Write out the entries below once more, exactly, with the pictures left out.
* start Materials provided *
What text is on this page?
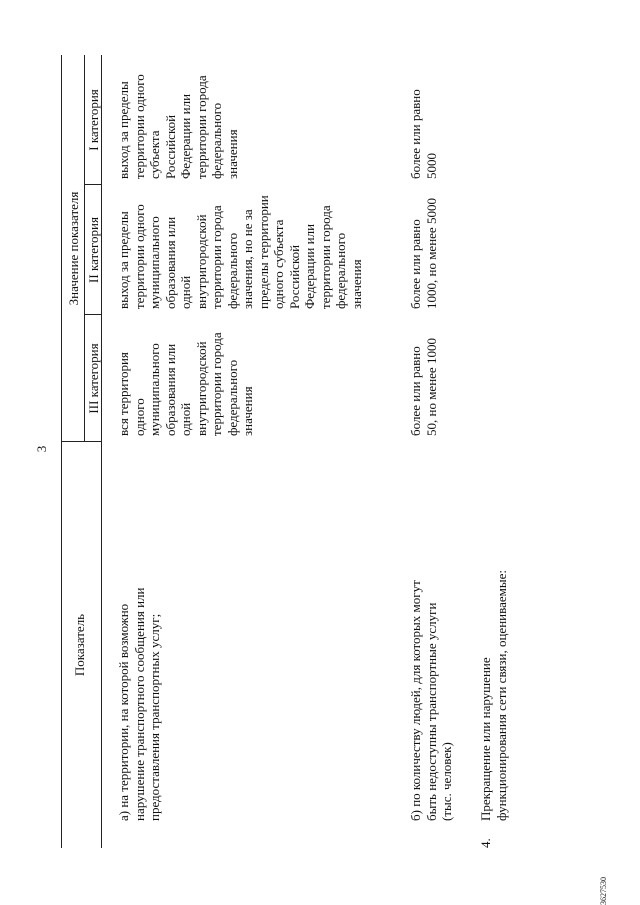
3
Показатель
Значение показателя
III категория
II категория
I категория
а) на территории, на которой возможно
нарушение транспортного сообщения или
предоставления транспортных услуг;
вся территория
одного
муниципального
образования или
одной
внутригородской
территории города
федерального
значения
выход за пределы
территории одного
муниципального
образования или
одной
внутригородской
территории города
федерального
значения, но не за
пределы территории
одного субъекта
Российской
Федерации или
территории города
федерального
значения
выход за пределы
территории одного
субъекта
Российской
Федерации или
территории города
федерального
значения
б) по количеству людей, для которых могут
быть недоступны транспортные услуги
(тыс. человек)
более или равно
50, но менее 1000
более или равно
1000, но менее 5000
более или равно
5000
4.
Прекращение или нарушение
функционирования сети связи, оцениваемые:
3627530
* end Materials provided *
◆ Output ◆
What text is on this page?
3
Показатель
Значение показателя
III категория
II категория
I категория
а) на территории, на которой возможно
нарушение транспортного сообщения или
предоставления транспортных услуг;
вся территория
одного
муниципального
образования или
одной
внутригородской
территории города
федерального
значения
выход за пределы
территории одного
муниципального
образования или
одной
внутригородской
территории города
федерального
значения, но не за
пределы территории
одного субъекта
Российской
Федерации или
территории города
федерального
значения
выход за пределы
территории одного
субъекта
Российской
Федерации или
территории города
федерального
значения
б) по количеству людей, для которых могут
быть недоступны транспортные услуги
(тыс. человек)
более или равно
50, но менее 1000
более или равно
1000, но менее 5000
более или равно
5000
4.
Прекращение или нарушение
функционирования сети связи, оцениваемые:
3627530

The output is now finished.